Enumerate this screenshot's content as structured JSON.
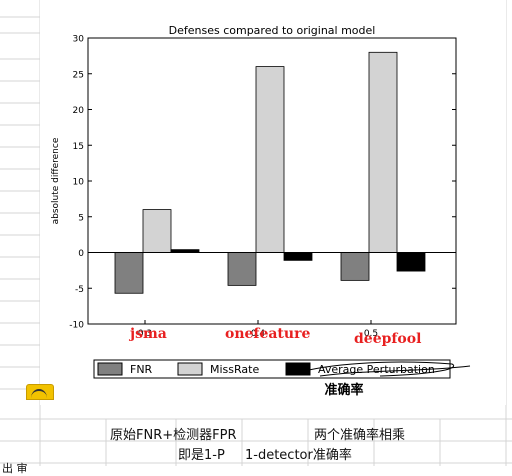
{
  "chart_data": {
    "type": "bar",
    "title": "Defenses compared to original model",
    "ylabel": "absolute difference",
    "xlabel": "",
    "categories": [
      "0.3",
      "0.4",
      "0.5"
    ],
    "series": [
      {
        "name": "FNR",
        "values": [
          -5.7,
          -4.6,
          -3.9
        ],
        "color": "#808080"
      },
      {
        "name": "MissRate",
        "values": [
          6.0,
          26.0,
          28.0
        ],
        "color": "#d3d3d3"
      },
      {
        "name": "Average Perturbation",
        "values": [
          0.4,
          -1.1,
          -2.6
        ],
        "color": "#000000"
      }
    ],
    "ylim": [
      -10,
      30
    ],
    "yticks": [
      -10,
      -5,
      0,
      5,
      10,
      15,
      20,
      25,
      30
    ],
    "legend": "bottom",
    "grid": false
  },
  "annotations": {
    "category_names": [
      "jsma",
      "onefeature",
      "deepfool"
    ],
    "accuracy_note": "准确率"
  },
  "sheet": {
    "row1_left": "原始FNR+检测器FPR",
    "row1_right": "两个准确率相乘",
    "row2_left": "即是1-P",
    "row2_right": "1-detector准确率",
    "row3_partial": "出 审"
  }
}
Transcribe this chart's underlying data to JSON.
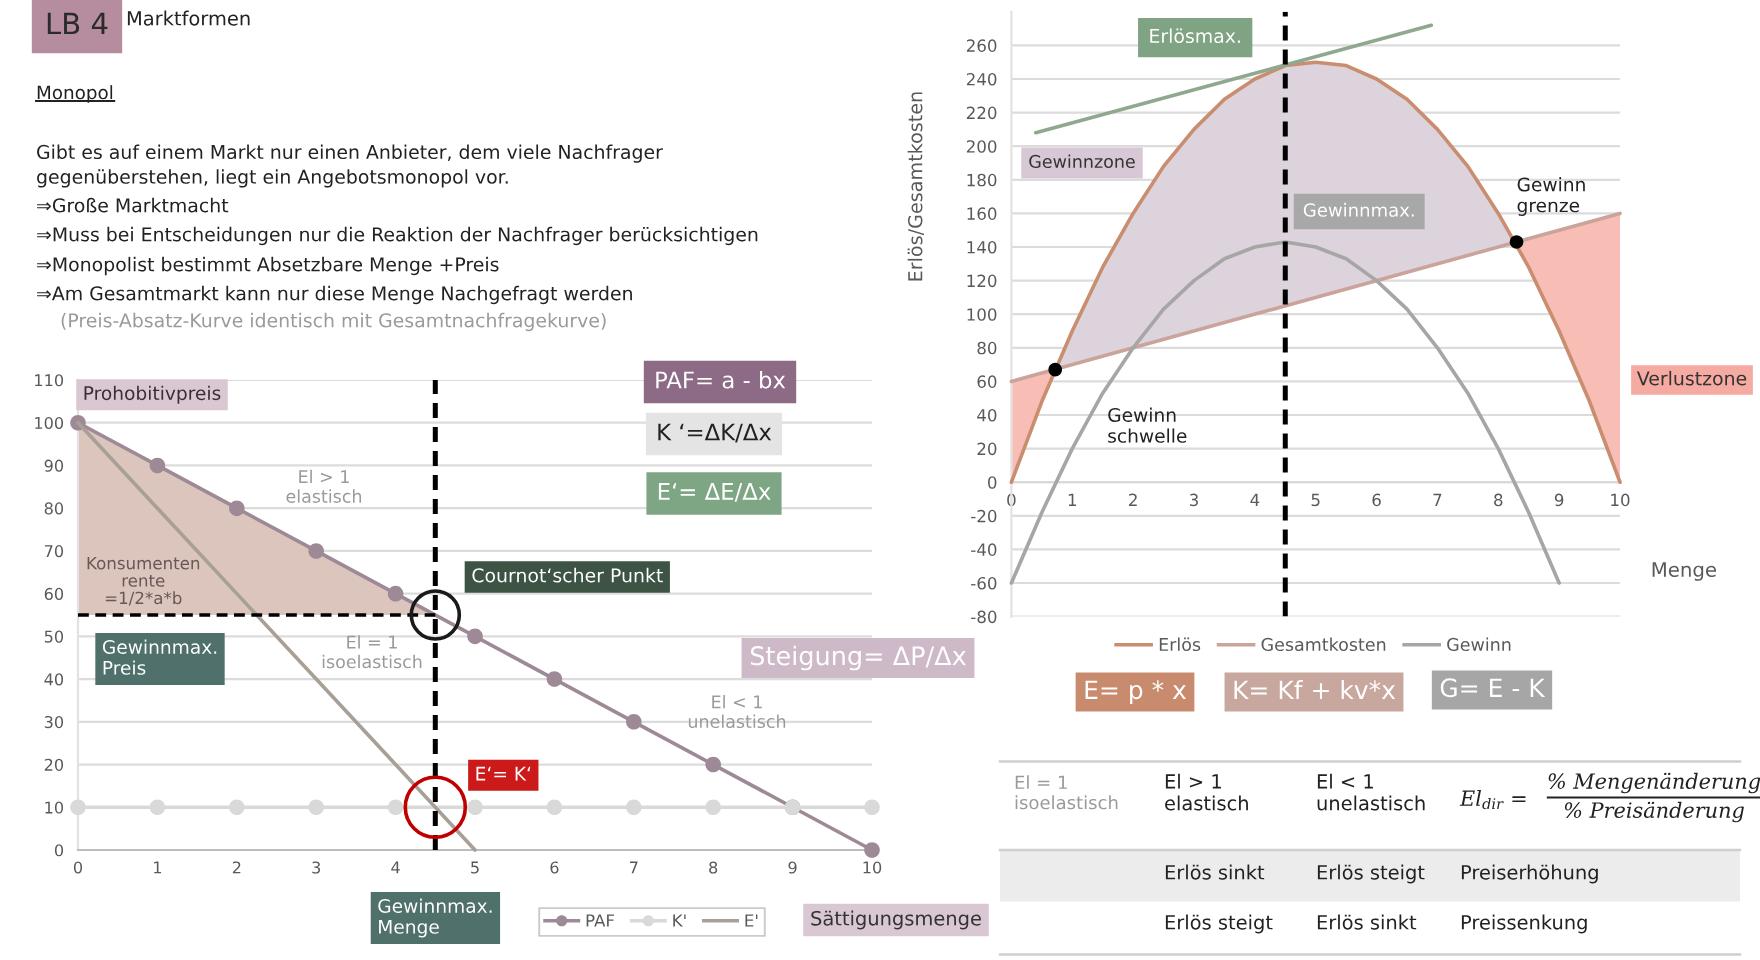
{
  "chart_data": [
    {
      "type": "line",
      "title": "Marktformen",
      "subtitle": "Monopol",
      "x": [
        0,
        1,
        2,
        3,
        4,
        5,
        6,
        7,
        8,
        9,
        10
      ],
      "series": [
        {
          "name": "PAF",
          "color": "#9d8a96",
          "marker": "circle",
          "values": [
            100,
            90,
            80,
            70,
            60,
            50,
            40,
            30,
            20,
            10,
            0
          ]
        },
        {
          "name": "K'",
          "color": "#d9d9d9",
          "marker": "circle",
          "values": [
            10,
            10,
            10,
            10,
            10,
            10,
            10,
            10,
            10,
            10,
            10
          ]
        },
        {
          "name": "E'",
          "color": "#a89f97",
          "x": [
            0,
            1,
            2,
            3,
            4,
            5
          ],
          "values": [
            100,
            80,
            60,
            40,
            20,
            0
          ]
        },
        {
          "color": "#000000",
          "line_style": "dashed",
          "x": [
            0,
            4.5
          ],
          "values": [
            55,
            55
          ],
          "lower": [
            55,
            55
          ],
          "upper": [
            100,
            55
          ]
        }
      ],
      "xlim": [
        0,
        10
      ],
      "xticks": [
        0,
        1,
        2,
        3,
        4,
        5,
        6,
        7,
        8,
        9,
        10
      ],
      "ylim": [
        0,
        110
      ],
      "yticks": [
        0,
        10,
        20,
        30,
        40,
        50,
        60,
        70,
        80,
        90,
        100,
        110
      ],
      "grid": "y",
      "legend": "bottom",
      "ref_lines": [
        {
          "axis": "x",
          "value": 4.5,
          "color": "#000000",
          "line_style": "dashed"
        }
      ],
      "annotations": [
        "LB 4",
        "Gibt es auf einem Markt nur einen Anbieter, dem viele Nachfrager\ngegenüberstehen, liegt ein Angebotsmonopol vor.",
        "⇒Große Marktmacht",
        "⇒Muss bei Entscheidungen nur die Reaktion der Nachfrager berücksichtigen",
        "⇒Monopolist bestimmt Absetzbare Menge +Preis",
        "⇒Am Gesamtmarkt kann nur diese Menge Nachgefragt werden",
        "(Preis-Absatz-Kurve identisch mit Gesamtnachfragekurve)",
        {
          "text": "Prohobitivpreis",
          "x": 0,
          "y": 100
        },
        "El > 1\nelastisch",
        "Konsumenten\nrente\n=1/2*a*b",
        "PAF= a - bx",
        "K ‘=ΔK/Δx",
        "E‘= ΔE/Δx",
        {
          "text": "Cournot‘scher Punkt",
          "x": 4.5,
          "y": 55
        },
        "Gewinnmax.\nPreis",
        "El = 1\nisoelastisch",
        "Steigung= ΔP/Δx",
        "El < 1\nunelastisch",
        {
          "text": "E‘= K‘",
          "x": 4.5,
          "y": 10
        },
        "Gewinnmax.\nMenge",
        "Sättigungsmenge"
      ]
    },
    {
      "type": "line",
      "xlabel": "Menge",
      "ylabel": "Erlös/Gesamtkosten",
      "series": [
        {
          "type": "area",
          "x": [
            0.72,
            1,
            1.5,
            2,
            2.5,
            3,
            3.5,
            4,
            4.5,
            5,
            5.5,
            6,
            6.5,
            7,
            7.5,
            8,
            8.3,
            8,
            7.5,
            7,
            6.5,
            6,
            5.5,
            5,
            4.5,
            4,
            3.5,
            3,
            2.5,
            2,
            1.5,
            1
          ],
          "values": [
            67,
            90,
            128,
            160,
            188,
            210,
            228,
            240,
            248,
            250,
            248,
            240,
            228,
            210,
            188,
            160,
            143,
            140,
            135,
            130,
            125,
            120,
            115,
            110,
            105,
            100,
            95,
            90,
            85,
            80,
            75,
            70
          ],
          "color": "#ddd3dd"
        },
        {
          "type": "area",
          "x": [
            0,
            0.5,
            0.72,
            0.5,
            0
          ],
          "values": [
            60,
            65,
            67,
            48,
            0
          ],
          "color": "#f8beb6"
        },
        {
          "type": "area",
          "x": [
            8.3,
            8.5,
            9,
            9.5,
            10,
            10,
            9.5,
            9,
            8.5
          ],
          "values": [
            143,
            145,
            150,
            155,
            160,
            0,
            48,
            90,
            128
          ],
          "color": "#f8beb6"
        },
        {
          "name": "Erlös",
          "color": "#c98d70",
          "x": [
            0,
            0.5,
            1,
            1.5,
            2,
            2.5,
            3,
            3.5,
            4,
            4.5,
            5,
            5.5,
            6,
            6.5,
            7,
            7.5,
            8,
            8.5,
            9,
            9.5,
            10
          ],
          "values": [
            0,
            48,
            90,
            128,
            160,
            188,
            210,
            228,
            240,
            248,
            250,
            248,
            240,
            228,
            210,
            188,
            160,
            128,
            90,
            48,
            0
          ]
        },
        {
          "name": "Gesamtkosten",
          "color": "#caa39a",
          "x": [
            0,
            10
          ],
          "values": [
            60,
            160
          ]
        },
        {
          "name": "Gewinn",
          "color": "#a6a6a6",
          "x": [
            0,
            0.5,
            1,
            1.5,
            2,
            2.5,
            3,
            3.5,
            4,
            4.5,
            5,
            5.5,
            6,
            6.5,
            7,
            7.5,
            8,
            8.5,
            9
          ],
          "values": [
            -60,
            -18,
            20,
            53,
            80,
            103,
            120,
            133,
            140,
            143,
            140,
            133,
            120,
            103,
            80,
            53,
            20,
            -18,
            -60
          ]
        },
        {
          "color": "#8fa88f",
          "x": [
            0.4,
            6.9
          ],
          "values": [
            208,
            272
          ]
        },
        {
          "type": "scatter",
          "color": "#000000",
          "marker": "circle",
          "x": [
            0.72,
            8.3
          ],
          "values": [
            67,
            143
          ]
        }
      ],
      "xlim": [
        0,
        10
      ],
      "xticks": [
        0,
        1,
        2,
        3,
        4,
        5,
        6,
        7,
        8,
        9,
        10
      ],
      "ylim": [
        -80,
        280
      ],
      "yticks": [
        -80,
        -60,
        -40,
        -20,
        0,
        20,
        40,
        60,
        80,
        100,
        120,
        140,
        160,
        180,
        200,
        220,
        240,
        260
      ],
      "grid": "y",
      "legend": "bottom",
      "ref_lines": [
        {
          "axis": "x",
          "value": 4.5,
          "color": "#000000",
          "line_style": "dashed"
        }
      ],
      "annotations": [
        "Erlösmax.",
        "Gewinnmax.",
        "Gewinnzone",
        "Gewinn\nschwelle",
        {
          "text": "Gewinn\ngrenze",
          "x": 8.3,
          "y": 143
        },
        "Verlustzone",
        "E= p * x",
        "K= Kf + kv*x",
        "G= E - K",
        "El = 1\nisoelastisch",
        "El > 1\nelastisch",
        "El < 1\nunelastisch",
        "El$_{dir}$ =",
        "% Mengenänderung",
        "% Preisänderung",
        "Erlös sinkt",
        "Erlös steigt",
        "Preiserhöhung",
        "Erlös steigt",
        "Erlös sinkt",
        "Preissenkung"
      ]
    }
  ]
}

-- Work instructions --
Pull out every line above that holds the word "JSON".

-- Complete response --
Enumerate this screenshot's content as structured JSON.
Transcribe this chart's underlying data to JSON.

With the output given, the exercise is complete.